From the data that follows, report how many lines hold the string "参观目的分析", giving only the number.

### RECORDS PROVIDED
- - - - - - -

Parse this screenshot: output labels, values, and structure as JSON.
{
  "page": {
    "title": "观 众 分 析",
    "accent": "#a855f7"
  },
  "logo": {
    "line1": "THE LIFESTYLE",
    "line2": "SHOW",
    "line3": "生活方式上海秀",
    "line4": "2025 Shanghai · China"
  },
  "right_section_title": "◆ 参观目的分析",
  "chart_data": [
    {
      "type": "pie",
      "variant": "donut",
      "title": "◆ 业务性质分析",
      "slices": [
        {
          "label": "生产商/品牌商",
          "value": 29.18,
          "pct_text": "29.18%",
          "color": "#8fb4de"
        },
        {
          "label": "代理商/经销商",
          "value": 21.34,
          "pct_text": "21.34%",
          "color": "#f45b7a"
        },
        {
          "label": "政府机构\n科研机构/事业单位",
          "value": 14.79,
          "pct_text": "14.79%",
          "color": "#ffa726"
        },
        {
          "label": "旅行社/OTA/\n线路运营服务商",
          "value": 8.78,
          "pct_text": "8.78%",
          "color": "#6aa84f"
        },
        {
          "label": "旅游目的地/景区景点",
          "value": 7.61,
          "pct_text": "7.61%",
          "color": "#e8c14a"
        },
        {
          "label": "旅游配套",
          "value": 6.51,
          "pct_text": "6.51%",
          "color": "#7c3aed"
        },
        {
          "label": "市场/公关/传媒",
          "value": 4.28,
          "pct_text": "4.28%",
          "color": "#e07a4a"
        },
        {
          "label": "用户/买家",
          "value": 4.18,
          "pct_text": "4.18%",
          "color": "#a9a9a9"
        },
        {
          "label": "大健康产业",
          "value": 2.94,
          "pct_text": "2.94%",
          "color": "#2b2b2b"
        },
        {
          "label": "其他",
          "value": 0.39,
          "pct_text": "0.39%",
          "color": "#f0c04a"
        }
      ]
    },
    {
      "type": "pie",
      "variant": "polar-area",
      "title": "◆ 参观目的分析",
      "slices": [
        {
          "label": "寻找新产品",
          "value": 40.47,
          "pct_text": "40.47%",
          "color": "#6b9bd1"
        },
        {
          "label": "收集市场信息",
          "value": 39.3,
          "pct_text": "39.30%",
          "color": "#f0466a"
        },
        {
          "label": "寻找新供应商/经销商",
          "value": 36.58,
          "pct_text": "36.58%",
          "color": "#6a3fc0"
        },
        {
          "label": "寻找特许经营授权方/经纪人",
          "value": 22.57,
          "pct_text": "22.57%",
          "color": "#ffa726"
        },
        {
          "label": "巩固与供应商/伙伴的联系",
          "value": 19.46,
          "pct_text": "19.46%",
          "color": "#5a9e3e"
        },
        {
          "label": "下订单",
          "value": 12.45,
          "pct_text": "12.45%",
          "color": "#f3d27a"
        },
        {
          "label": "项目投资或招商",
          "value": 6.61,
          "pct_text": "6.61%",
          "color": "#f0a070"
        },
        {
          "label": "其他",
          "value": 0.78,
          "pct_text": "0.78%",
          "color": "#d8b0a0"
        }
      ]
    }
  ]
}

- - - - - - -

### FINAL ANSWER
2